=== What the task asks ===
Every line of the data that contains the string "text" must be copied.

=== Dataset extract ===
--- BEGIN ---

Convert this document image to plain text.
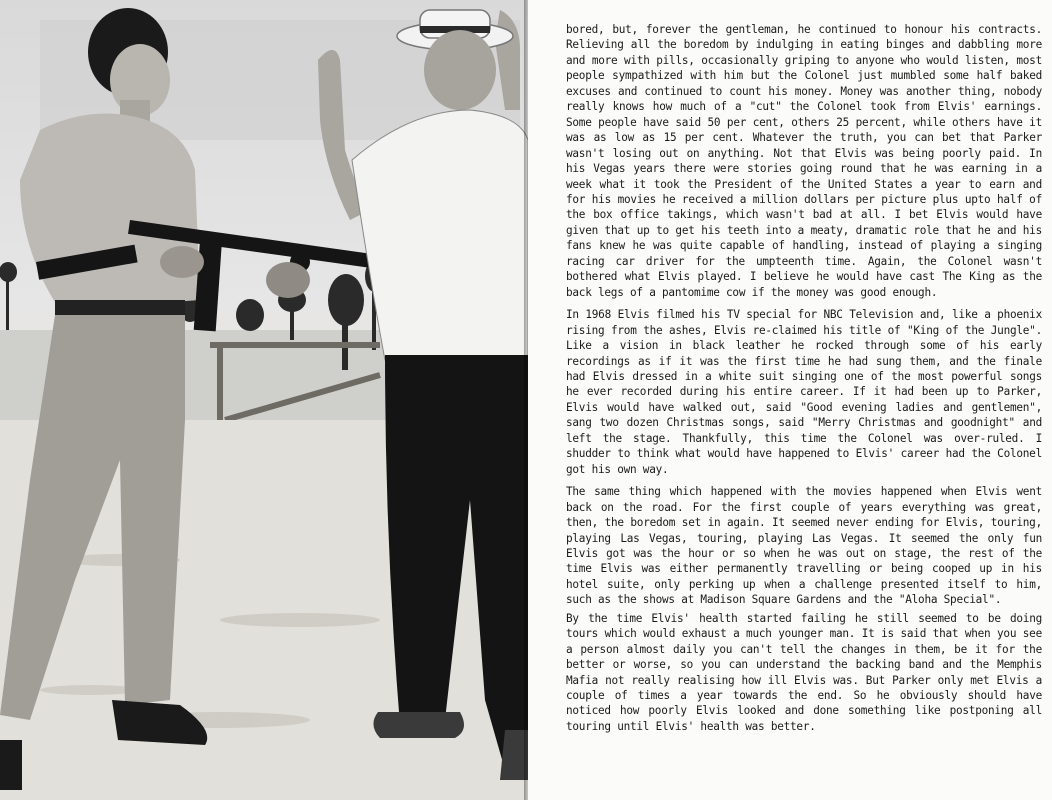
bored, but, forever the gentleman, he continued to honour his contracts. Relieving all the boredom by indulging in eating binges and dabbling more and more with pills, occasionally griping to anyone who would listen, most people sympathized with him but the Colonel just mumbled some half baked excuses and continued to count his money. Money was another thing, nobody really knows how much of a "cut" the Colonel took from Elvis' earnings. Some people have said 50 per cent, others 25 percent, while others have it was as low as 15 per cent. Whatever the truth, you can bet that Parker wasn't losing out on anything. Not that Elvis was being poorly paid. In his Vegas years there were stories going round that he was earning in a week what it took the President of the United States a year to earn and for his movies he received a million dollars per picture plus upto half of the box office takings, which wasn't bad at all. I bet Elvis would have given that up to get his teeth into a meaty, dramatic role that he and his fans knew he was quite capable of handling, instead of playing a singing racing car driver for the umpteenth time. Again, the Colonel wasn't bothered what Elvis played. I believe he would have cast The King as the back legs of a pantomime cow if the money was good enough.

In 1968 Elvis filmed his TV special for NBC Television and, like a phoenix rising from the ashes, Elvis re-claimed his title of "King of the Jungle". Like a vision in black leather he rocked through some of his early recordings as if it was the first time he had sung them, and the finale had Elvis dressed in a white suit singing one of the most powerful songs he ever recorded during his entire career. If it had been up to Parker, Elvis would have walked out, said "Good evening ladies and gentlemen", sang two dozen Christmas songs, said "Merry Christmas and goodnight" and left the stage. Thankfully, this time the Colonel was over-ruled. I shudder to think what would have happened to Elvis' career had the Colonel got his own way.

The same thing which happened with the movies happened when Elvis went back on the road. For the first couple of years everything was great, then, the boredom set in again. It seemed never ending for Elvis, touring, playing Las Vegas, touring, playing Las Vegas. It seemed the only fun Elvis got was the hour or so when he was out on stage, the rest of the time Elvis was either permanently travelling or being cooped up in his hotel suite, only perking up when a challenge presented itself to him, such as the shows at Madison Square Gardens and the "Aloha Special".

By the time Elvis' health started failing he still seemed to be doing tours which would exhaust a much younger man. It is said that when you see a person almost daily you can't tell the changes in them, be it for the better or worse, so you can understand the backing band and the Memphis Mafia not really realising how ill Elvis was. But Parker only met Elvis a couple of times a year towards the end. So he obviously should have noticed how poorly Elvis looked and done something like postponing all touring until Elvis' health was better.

--- END ---
--- BEGIN ---

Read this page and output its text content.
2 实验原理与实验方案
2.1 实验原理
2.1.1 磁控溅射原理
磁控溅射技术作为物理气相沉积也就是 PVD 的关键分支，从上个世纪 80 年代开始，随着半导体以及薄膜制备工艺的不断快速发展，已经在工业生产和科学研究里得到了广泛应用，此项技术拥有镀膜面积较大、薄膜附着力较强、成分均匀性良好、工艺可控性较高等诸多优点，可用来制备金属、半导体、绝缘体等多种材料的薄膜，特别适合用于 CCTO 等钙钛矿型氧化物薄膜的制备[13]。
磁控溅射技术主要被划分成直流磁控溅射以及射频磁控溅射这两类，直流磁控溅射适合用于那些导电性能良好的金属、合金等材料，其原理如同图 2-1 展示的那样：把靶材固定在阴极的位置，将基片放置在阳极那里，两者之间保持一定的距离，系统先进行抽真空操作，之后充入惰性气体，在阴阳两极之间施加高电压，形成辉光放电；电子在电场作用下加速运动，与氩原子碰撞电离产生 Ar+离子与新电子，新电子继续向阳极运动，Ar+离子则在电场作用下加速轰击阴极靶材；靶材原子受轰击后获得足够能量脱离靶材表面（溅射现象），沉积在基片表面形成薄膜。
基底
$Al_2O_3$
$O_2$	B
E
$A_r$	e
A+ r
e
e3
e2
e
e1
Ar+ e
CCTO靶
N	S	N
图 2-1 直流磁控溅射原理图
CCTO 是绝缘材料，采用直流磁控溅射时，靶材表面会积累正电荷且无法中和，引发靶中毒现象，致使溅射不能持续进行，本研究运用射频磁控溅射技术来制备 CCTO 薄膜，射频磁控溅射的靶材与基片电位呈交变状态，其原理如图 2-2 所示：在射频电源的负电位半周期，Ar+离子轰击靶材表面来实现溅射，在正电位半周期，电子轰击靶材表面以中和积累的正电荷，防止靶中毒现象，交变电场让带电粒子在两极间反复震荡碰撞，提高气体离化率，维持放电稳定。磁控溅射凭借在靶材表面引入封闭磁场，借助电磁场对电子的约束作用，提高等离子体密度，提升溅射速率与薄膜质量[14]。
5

--- END ---

=== Solved exercise ===
Convert this document image to plain text.
Read this page and output its text content.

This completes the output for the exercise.